• _Dataset listings of figures_:
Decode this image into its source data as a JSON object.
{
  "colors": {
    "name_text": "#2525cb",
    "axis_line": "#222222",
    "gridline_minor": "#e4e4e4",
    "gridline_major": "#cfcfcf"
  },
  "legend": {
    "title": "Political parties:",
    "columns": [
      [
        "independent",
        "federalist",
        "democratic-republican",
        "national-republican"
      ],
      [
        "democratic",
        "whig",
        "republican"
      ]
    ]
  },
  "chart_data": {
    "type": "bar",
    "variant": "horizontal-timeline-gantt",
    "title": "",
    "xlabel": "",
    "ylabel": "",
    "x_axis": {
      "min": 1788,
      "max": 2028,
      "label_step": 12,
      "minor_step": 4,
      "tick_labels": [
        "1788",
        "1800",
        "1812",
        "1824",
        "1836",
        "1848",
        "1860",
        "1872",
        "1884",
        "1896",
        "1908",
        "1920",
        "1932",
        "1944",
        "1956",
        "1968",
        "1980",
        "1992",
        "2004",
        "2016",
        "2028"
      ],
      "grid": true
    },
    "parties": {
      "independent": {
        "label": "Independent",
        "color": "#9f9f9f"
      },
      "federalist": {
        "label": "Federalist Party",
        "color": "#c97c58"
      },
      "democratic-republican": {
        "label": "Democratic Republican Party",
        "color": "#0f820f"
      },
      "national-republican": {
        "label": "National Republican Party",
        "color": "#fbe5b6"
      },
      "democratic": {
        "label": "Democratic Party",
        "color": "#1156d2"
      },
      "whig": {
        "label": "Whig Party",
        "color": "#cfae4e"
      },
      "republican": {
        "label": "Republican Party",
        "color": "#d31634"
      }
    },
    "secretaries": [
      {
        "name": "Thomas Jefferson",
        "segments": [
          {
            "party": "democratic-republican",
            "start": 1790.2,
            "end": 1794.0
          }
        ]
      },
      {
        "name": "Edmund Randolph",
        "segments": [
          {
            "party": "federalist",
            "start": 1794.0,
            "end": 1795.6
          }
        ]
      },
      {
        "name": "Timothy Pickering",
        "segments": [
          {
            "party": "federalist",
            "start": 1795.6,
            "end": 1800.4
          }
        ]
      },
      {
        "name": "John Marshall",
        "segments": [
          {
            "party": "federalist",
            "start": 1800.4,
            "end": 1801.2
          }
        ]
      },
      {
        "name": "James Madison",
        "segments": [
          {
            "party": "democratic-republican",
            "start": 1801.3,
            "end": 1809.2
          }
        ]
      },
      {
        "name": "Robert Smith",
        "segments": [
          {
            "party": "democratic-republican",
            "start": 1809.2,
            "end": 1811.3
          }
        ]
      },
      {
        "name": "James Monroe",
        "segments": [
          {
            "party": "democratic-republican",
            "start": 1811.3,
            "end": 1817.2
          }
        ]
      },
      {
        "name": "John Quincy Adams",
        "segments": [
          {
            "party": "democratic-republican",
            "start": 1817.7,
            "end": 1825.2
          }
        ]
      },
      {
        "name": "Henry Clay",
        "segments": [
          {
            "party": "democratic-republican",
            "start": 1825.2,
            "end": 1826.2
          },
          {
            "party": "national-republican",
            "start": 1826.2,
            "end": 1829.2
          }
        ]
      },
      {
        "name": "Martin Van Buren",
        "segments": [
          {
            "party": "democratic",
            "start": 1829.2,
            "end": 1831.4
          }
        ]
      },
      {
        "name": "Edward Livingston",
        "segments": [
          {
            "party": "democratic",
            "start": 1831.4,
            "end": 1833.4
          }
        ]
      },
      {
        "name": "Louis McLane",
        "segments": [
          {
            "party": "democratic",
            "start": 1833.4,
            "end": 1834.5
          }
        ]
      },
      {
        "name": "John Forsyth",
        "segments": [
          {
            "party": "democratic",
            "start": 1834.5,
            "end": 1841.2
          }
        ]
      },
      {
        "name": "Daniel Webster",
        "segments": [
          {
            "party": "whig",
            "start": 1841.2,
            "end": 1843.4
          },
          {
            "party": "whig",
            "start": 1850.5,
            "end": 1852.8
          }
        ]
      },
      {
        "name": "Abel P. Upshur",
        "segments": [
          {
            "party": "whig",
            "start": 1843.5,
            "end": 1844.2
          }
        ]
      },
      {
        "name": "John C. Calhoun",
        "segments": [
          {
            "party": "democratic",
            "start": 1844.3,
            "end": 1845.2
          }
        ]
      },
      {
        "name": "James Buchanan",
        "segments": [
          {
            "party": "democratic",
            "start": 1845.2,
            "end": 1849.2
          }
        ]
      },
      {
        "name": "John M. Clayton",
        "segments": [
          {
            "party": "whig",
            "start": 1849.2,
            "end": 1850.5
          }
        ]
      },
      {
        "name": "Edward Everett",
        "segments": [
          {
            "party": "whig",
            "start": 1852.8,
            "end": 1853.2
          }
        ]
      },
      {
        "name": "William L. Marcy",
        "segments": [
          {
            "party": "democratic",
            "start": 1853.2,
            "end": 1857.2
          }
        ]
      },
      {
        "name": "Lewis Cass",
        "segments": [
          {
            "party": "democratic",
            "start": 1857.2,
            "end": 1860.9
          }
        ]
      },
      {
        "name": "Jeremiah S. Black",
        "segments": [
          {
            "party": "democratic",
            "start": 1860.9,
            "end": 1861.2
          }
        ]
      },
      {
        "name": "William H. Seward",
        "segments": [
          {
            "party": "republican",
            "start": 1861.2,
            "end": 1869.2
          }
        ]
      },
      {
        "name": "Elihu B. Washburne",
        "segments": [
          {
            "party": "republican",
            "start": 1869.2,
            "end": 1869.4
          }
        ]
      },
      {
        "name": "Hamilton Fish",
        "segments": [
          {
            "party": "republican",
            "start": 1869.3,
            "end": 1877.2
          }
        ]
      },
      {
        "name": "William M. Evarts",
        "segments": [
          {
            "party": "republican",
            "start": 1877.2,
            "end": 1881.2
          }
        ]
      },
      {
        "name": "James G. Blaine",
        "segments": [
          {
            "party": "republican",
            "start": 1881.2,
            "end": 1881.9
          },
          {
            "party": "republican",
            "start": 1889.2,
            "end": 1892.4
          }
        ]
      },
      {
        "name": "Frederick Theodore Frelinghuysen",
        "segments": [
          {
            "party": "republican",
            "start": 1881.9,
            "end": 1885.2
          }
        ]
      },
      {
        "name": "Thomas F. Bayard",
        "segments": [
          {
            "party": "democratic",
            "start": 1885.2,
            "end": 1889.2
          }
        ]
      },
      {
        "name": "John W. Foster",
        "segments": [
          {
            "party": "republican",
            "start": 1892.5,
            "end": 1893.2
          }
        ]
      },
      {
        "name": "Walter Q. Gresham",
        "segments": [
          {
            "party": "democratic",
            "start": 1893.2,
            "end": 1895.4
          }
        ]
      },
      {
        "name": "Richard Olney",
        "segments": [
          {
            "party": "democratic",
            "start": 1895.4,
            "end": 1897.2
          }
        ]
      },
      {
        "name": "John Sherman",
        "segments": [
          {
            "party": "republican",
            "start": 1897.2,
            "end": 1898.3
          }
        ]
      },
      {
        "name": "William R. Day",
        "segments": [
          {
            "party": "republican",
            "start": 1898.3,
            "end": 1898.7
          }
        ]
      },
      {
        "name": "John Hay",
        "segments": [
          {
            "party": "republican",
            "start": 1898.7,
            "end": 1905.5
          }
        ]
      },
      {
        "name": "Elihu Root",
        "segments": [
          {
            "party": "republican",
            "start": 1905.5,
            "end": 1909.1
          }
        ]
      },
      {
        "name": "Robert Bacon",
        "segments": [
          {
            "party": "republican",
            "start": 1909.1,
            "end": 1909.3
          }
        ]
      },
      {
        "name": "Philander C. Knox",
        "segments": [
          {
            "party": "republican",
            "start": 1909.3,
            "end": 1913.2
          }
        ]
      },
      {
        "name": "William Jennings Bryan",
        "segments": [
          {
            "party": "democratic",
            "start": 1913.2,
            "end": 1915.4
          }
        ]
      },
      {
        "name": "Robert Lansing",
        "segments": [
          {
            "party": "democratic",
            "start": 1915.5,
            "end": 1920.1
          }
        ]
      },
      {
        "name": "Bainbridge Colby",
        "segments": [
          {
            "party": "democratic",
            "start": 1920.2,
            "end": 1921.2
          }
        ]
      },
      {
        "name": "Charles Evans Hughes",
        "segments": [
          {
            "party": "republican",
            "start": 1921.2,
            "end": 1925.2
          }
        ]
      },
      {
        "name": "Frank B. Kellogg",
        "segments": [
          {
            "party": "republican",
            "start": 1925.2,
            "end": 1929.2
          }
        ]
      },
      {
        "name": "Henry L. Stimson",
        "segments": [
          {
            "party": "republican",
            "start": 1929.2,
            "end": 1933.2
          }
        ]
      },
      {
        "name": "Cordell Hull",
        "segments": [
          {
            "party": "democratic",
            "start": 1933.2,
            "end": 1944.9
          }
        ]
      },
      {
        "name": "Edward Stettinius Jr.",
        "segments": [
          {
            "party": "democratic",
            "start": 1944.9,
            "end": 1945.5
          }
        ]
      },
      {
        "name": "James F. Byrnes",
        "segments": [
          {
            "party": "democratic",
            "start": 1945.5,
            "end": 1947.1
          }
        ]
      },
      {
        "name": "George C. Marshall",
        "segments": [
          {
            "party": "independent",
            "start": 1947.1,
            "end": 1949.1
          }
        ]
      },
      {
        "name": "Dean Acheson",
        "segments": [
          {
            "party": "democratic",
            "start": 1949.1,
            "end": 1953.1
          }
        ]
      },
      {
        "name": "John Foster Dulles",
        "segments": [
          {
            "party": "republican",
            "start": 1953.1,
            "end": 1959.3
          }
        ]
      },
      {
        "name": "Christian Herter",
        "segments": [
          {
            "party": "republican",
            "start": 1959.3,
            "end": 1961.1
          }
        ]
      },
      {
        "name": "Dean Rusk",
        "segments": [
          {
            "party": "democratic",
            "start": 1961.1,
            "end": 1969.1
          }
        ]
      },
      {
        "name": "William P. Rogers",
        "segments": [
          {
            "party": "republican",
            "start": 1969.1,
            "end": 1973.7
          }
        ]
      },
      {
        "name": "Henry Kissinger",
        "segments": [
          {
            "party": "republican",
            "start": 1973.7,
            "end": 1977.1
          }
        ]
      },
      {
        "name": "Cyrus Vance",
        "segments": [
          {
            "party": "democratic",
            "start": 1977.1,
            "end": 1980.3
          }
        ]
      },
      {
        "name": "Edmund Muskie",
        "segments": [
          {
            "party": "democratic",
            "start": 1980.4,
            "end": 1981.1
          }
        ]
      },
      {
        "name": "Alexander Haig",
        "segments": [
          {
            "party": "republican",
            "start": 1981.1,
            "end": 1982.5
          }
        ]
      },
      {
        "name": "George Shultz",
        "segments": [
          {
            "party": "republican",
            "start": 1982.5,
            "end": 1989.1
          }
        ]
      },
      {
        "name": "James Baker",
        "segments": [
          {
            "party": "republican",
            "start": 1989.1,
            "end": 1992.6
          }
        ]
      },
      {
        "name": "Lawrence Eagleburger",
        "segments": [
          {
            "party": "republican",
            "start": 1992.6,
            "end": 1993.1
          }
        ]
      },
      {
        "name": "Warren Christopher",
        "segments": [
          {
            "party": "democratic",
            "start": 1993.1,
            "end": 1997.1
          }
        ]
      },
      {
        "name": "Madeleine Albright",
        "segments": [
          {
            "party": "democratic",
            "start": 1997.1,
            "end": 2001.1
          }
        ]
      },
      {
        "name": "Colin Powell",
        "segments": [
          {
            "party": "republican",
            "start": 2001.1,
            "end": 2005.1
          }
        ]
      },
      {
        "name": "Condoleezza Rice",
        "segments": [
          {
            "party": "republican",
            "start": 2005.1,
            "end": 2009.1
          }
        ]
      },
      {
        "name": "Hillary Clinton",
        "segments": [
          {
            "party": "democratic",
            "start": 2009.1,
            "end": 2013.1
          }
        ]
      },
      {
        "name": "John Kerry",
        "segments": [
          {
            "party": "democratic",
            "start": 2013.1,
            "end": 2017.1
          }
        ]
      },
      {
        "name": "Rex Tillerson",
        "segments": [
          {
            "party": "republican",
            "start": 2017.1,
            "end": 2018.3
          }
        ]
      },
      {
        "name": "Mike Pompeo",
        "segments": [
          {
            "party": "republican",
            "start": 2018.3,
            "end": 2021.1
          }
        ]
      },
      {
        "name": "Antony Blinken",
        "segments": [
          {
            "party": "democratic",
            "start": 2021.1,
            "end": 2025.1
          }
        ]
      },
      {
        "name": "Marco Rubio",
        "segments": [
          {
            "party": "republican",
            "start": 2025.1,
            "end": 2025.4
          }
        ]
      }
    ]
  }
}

• _Requirement_: Tally how many lines in the material above hold the word "Edward". Write only that number.

• _Task output_: 3